Collected data entries:
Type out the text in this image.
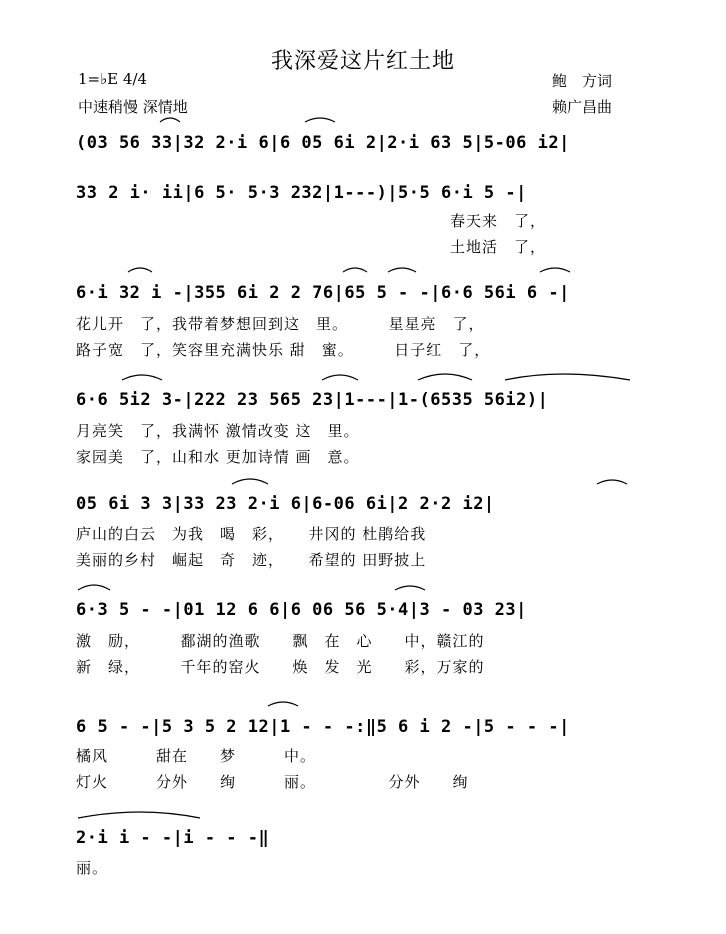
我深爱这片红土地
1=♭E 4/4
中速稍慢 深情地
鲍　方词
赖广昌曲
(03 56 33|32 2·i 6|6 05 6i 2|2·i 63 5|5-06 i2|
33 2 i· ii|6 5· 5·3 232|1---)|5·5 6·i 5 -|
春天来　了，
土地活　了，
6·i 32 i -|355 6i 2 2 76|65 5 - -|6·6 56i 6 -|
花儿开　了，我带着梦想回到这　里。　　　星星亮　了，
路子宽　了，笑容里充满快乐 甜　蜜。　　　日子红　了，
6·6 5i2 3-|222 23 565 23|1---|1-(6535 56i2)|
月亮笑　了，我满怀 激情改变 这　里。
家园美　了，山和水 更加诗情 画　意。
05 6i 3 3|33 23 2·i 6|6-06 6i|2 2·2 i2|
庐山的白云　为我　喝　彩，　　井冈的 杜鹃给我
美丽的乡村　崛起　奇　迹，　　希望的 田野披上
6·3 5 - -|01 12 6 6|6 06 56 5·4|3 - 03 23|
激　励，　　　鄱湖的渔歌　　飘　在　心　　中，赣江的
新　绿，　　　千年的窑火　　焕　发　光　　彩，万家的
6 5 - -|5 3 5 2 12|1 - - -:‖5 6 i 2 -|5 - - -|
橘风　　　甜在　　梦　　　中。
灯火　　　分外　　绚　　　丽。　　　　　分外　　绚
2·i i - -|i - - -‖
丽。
==
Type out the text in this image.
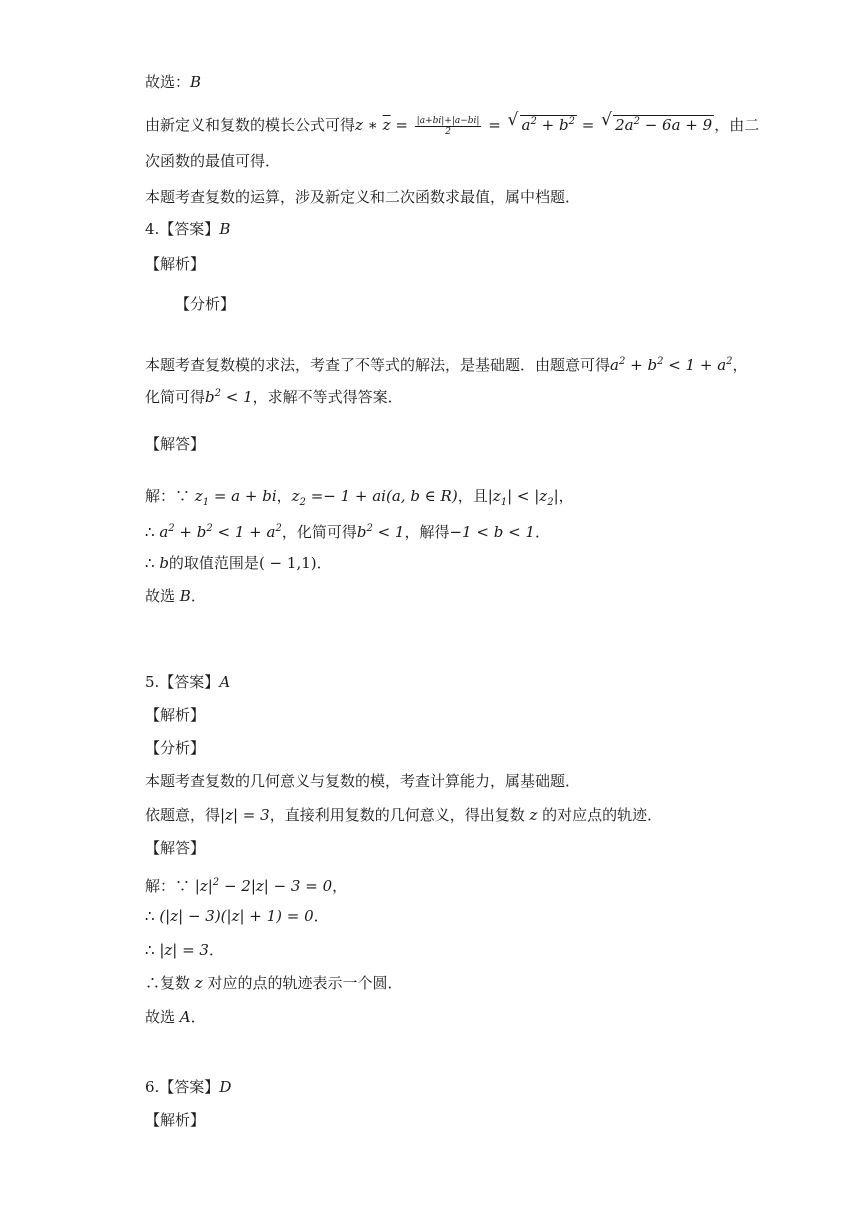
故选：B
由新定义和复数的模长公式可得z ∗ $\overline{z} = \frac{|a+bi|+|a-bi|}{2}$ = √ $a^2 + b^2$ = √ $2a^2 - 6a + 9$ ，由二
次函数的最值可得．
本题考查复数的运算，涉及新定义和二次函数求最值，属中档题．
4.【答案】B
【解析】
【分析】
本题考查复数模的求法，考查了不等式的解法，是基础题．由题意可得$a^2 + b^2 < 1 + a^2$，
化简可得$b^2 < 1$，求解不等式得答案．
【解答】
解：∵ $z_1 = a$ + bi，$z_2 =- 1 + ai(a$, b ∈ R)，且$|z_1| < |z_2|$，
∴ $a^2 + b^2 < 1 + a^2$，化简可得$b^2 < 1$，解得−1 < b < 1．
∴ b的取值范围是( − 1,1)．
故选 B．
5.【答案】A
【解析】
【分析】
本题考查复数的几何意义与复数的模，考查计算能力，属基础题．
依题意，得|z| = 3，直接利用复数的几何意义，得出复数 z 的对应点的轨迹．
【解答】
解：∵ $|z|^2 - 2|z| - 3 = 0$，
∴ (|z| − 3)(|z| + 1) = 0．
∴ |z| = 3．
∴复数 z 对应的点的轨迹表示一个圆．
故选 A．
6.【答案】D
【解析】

## Given exercise:
Looking at the records above, work out how many lines include the word "化简可得", then give that number by itself.

## Exercise output:
2